## [Exercise requirements]
Work through the data below line by line and say how many lines hold "nopanowany"; give only the number.

(Dataset excerpt)
▼▼▼

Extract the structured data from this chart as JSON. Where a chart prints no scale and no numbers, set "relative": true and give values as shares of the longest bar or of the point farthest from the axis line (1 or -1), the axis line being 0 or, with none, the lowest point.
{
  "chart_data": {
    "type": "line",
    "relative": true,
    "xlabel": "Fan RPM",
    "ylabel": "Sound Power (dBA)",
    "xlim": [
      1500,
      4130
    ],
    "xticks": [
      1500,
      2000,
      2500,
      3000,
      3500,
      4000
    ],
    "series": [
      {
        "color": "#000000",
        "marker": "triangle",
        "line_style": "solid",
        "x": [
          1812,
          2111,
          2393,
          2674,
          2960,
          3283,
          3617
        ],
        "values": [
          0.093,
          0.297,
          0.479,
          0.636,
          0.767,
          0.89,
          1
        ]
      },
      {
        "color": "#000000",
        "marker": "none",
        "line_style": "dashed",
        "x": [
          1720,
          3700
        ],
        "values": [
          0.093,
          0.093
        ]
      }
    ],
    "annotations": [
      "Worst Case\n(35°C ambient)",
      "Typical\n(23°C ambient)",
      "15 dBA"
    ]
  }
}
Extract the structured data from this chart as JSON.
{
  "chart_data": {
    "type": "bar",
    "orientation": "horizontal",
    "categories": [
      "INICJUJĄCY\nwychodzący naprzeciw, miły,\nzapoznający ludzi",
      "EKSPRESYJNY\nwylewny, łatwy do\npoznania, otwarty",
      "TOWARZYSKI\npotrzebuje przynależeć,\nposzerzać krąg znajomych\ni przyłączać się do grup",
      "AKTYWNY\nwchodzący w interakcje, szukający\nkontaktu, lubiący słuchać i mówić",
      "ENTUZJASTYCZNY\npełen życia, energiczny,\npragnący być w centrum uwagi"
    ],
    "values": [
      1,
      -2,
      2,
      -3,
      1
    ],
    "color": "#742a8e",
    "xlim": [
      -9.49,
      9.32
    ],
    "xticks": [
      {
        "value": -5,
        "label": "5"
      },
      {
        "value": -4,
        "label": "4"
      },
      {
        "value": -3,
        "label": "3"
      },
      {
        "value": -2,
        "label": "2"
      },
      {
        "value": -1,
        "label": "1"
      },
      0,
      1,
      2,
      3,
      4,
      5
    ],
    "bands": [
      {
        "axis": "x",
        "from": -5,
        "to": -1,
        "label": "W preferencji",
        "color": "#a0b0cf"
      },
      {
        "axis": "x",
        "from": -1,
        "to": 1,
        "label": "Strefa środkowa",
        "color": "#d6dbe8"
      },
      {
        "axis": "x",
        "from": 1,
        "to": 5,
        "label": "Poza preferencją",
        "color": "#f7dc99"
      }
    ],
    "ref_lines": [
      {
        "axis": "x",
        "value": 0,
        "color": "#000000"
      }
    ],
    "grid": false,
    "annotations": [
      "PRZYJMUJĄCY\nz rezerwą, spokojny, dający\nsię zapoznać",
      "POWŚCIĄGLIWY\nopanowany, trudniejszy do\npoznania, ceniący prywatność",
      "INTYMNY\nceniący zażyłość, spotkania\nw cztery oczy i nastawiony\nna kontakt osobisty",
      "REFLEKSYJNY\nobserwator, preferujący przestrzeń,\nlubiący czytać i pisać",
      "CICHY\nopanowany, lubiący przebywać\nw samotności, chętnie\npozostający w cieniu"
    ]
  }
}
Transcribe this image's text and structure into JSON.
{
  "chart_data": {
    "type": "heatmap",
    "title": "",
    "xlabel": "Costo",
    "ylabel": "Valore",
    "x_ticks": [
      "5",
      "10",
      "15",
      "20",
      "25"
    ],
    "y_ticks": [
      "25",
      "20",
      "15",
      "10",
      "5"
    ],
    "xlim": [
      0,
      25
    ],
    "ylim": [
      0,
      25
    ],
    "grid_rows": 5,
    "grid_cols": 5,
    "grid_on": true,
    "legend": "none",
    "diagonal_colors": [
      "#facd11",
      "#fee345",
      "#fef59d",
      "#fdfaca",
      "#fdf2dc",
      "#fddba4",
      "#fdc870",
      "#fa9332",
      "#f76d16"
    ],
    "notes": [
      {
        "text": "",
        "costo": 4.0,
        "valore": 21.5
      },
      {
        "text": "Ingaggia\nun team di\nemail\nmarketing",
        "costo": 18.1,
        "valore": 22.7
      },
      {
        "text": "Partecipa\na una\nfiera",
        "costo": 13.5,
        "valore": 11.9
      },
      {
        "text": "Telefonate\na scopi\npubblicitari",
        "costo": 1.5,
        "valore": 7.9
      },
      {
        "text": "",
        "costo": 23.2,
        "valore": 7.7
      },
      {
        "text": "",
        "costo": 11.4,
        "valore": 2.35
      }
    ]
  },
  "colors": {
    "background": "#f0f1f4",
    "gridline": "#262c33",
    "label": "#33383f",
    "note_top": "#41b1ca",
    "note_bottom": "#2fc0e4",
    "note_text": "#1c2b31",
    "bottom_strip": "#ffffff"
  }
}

▲▲▲

## [Task solution]
2